[START Dataset rows]

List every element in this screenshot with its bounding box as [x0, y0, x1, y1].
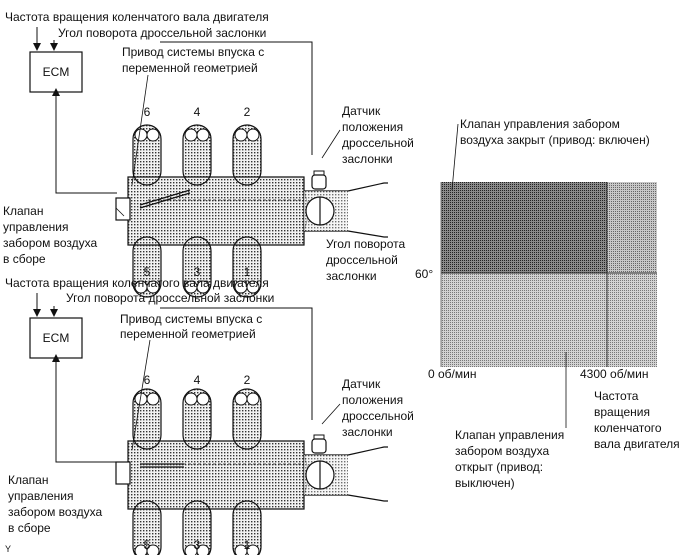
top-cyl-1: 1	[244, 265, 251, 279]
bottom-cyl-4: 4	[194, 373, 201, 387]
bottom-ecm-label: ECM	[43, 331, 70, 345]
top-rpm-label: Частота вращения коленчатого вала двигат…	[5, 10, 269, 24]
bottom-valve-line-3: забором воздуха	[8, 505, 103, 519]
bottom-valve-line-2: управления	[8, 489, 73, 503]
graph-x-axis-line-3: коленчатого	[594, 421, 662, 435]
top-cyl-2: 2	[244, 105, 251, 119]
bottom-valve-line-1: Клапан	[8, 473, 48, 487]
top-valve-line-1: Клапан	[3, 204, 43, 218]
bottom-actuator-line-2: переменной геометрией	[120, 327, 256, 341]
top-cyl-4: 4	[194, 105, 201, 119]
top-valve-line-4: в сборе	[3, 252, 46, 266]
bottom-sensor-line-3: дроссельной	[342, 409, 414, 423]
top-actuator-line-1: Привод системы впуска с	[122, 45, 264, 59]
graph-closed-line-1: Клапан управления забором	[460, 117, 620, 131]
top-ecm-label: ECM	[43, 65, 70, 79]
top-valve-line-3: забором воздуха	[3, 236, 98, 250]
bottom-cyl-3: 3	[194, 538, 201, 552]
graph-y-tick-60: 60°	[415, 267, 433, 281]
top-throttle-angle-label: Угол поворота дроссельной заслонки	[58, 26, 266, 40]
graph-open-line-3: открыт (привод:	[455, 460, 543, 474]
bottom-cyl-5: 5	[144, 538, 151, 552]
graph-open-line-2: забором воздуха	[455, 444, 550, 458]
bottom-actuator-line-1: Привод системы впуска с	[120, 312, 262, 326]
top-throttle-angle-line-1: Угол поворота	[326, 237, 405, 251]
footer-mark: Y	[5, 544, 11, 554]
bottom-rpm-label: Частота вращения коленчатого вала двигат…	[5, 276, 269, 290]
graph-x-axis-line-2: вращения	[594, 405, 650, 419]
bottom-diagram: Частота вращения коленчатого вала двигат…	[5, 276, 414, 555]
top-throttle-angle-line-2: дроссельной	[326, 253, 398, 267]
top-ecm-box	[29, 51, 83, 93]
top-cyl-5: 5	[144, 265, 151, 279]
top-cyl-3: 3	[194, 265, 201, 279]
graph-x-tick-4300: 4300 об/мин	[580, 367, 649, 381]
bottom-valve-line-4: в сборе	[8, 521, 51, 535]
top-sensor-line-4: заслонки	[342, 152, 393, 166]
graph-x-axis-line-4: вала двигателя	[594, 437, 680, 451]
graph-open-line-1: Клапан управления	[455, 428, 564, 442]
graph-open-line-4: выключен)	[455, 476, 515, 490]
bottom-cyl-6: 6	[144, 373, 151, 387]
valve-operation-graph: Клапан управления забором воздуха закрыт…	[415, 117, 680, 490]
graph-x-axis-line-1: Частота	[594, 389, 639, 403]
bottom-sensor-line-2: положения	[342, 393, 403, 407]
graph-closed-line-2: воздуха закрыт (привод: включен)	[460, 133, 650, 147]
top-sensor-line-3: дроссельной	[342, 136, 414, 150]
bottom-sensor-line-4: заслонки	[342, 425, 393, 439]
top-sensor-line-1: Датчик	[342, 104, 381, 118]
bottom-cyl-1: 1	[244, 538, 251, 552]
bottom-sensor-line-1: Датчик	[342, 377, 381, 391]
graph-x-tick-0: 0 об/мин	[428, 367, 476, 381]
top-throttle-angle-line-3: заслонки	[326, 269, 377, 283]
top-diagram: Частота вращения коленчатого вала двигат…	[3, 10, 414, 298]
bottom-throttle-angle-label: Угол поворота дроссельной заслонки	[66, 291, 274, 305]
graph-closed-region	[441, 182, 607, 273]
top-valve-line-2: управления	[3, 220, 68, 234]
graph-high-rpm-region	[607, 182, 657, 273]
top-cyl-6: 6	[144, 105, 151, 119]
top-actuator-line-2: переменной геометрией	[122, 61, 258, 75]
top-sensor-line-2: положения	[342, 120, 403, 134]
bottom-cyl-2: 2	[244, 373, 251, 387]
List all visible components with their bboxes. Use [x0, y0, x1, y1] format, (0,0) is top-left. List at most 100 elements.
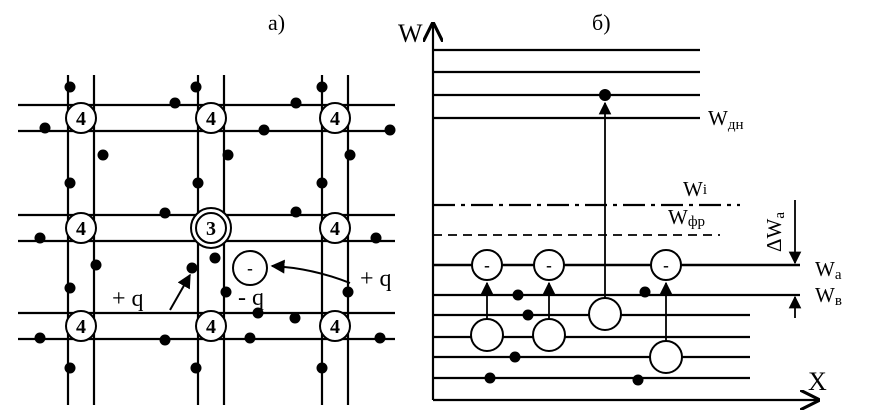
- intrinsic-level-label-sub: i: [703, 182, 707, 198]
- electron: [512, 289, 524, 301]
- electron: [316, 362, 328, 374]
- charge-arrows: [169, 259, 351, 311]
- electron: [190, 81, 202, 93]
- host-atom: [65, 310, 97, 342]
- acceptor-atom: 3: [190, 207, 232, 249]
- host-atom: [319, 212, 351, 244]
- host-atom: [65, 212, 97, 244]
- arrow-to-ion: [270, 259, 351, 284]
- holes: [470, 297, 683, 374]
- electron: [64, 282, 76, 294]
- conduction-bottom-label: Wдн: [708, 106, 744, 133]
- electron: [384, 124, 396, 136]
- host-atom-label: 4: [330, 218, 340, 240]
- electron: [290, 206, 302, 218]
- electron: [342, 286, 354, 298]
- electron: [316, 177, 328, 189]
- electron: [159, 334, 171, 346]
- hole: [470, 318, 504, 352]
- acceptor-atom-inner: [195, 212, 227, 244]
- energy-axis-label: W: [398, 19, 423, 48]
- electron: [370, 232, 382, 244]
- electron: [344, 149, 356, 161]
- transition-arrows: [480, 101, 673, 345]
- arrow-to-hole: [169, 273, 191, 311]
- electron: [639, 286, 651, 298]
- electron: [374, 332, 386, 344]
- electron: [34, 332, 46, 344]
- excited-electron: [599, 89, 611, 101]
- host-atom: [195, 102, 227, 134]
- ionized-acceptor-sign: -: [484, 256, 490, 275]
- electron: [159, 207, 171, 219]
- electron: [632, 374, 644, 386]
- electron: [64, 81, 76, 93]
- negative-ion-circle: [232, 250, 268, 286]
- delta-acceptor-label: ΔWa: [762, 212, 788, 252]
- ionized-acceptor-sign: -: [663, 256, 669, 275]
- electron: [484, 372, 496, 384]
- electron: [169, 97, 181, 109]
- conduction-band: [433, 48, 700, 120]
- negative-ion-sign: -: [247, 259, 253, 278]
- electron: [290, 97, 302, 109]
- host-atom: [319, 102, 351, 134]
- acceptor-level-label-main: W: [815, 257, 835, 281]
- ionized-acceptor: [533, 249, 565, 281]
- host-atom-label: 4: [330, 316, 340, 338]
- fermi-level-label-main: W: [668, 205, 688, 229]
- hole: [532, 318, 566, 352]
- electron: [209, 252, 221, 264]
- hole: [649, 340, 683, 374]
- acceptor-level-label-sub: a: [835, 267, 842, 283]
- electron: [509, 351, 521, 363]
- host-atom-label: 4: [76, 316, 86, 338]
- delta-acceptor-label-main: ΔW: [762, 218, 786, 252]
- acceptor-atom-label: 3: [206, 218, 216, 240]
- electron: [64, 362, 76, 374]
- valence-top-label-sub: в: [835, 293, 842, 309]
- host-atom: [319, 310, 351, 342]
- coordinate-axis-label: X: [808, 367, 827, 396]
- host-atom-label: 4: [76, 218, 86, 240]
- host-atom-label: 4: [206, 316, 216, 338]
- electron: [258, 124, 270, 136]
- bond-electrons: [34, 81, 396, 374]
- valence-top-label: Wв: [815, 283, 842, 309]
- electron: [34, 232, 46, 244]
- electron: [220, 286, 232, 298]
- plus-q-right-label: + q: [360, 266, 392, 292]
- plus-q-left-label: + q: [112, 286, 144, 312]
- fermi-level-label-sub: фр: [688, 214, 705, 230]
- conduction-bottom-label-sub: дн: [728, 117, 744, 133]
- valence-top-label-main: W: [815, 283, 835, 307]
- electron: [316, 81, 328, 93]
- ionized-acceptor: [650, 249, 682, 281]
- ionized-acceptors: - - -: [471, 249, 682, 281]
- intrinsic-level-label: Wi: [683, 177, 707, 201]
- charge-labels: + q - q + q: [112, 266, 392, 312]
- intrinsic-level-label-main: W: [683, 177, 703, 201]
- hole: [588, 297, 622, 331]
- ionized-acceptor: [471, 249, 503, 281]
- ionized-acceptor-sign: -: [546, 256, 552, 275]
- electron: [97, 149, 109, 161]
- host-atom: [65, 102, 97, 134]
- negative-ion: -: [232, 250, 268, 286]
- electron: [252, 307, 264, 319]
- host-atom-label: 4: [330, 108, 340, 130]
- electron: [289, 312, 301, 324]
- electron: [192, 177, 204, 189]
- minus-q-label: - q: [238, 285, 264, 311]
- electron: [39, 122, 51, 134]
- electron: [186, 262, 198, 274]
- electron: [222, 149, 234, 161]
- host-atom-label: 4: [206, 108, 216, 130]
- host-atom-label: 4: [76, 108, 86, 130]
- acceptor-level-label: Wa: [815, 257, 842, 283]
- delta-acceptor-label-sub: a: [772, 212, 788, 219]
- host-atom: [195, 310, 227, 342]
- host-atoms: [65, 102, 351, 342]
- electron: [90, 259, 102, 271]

[END Dataset rows]
[START Dataset rows]

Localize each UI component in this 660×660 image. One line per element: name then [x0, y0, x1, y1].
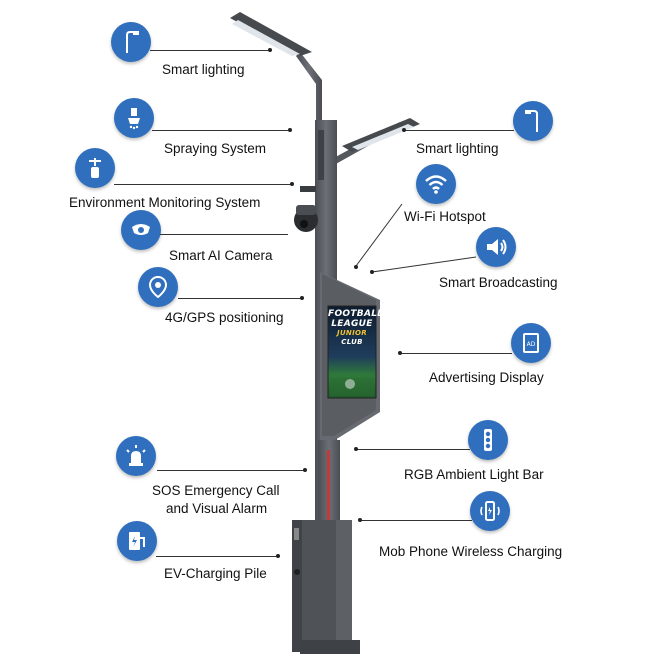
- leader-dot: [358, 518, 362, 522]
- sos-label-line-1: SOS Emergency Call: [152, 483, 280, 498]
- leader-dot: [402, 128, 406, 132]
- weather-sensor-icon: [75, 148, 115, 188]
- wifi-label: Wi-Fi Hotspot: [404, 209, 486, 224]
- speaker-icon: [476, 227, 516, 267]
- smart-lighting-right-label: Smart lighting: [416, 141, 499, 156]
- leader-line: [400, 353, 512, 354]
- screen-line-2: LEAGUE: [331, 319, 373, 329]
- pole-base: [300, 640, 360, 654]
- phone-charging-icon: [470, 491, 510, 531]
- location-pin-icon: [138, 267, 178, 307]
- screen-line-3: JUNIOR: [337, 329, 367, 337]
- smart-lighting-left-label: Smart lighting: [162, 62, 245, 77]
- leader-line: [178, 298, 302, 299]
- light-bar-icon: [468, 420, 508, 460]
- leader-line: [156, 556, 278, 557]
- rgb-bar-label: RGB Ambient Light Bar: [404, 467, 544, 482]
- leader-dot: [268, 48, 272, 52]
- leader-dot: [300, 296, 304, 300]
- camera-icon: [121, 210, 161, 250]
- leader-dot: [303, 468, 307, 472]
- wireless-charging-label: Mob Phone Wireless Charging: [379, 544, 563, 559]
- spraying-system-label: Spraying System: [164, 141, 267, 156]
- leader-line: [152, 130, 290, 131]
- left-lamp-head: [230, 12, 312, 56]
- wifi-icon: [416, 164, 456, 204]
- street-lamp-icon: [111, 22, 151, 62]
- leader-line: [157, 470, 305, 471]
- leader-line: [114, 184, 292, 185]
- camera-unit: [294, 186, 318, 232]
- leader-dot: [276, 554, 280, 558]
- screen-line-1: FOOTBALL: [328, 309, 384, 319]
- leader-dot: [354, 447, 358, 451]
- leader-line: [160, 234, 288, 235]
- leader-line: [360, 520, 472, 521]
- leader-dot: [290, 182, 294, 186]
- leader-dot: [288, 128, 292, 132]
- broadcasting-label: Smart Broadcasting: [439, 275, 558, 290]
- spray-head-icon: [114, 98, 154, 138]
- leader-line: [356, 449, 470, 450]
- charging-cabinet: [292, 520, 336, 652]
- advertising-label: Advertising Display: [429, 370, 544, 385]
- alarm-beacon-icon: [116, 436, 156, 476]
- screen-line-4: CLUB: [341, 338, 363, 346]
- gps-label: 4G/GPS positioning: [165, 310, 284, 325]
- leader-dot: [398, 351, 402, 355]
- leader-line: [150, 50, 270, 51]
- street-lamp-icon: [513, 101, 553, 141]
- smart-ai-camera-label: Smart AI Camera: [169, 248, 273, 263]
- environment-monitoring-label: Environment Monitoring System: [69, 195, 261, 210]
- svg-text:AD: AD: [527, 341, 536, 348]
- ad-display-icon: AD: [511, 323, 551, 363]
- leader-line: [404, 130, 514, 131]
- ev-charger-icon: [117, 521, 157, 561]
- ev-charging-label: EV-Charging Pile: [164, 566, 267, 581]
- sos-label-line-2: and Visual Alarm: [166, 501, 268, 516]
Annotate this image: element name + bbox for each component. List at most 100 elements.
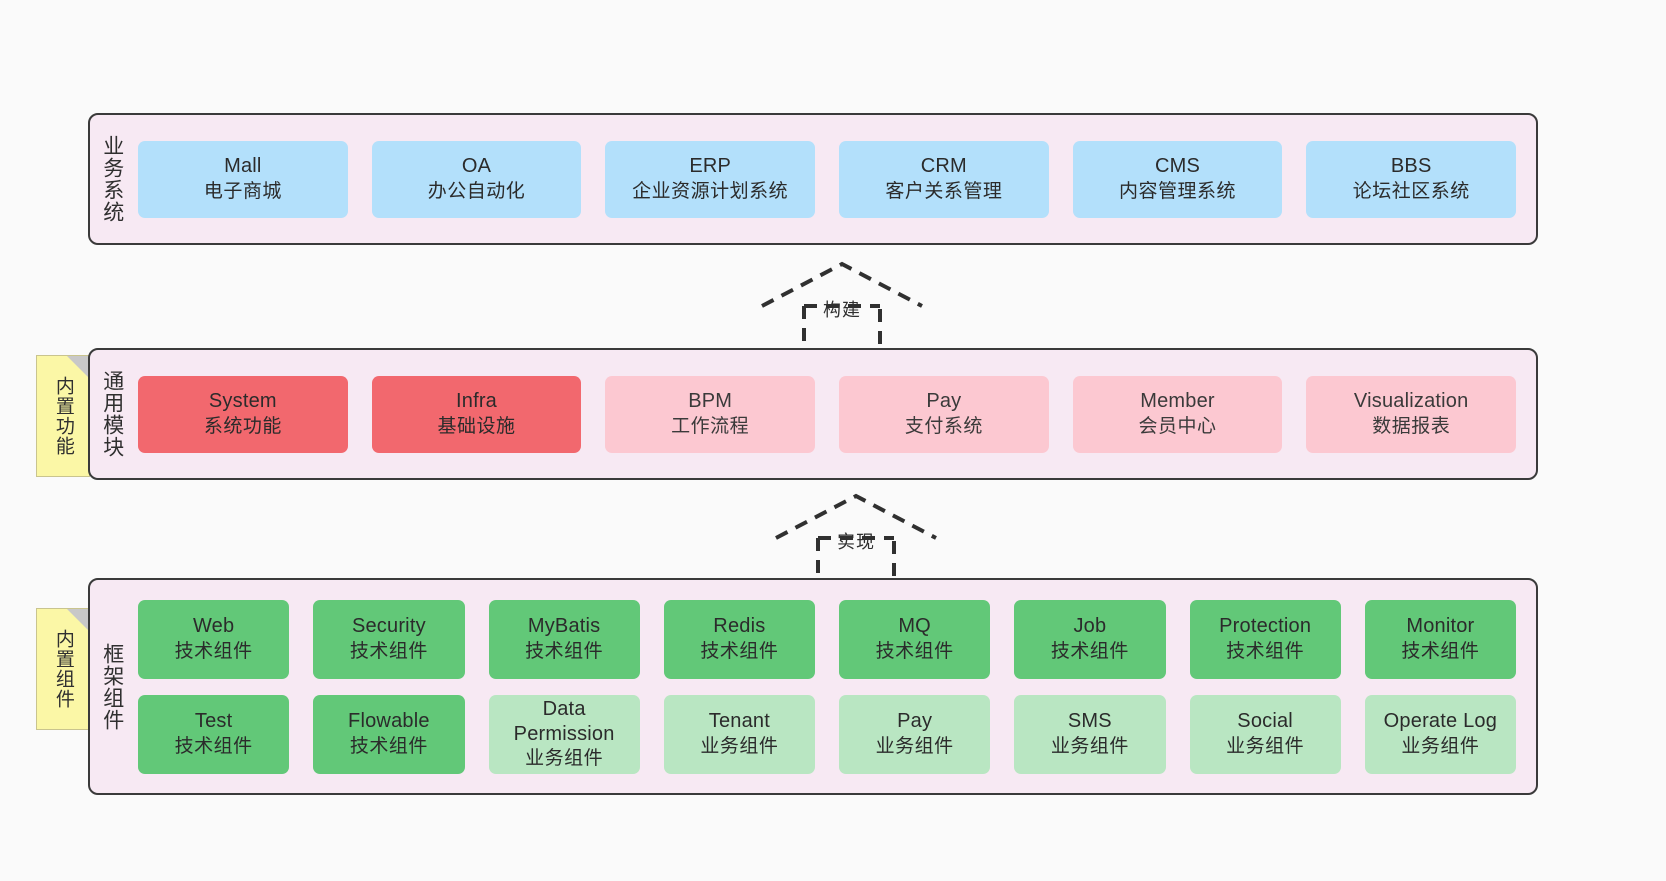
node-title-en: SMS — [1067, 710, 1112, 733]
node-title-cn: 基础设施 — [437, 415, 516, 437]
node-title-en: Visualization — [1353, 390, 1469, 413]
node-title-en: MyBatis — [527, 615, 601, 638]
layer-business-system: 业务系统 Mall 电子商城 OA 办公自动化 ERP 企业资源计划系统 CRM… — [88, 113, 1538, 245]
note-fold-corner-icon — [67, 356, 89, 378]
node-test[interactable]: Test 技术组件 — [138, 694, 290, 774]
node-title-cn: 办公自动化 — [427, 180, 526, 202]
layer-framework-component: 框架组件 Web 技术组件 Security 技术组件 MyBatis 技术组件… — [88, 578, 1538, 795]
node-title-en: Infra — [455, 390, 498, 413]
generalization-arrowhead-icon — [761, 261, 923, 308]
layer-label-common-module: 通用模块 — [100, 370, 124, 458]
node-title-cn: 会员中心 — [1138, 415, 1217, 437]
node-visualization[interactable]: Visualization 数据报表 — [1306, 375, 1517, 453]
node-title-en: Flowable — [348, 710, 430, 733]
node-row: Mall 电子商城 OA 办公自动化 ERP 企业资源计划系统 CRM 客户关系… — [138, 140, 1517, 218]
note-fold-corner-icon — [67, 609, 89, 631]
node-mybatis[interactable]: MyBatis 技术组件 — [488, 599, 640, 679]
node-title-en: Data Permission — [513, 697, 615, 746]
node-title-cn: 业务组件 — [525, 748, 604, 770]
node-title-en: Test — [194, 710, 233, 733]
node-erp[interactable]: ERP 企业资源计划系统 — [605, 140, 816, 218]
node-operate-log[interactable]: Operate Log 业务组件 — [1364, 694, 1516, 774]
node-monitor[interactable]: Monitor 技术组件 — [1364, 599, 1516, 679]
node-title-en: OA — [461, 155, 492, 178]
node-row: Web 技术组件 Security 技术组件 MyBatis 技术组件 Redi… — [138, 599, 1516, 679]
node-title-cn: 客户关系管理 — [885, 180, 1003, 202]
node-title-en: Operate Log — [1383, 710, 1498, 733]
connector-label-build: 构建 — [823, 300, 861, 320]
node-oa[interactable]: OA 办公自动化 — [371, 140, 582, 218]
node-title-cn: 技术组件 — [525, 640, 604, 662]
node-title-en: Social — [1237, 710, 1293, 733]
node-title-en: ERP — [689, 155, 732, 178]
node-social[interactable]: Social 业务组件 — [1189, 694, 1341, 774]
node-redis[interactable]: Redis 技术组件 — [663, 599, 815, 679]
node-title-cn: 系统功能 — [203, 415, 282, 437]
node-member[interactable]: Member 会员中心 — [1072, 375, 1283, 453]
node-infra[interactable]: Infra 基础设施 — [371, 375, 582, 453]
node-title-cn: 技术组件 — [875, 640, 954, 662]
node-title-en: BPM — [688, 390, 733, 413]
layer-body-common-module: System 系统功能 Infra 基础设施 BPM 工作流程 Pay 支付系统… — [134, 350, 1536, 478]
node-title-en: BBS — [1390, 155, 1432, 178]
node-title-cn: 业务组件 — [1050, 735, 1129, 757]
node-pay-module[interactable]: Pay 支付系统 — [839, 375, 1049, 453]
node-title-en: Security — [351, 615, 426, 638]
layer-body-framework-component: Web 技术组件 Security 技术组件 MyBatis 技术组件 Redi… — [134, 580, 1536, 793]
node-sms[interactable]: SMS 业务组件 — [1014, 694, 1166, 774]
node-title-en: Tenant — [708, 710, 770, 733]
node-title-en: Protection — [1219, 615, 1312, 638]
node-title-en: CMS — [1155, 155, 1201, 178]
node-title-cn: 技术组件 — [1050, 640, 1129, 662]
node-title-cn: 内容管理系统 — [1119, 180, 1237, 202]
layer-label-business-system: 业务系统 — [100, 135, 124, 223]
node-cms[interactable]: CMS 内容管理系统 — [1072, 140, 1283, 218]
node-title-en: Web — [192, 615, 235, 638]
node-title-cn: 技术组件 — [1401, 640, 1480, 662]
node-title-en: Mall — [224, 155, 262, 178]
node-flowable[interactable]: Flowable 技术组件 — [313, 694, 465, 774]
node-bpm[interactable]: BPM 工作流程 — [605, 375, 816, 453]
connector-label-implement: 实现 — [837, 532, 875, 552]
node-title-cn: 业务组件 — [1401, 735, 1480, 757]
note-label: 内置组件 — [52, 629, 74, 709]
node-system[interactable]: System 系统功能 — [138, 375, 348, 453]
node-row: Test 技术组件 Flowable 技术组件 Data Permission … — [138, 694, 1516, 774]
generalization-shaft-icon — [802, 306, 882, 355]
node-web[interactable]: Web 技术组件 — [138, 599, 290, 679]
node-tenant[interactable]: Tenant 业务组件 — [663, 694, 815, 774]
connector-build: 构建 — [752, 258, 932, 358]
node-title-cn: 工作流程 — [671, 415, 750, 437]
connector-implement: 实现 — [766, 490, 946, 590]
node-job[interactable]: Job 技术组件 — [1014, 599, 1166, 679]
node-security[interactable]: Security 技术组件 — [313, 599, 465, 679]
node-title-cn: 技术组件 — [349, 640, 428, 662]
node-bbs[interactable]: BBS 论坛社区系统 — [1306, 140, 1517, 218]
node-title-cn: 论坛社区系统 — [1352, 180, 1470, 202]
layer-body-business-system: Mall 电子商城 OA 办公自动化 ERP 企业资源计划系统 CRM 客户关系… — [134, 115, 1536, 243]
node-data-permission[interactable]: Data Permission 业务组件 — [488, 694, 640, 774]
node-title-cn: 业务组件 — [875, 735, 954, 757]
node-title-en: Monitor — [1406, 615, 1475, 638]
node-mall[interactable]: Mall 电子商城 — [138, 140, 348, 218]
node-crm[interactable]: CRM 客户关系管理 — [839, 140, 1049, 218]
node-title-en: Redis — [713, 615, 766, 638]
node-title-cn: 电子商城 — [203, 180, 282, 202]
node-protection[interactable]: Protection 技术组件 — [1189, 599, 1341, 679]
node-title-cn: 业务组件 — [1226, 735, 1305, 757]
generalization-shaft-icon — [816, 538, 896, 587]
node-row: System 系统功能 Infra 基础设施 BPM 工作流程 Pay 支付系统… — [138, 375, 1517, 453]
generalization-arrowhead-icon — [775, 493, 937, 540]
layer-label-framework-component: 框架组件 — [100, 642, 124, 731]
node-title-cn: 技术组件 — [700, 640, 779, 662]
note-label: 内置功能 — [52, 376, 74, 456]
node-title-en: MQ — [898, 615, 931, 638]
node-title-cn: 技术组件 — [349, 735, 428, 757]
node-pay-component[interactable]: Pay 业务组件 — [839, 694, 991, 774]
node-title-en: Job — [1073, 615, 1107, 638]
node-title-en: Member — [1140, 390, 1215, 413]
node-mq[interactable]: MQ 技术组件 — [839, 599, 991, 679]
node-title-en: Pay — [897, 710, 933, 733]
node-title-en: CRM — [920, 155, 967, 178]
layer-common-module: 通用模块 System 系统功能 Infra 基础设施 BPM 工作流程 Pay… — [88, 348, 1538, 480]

[END Dataset rows]

▸ **Exercise**:
Output the lines from the line with "node-title-en: SMS — [1067, 710, 1112, 733]" to the line with "note-fold-corner-icon — [67, 356, 89, 378]", reproducing them exactly.

▸ **The solution**:
node-title-en: SMS — [1067, 710, 1112, 733]
node-title-cn: 基础设施 — [437, 415, 516, 437]
node-title-en: Visualization — [1353, 390, 1469, 413]
node-title-en: MyBatis — [527, 615, 601, 638]
layer-business-system: 业务系统 Mall 电子商城 OA 办公自动化 ERP 企业资源计划系统 CRM… — [88, 113, 1538, 245]
note-fold-corner-icon — [67, 356, 89, 378]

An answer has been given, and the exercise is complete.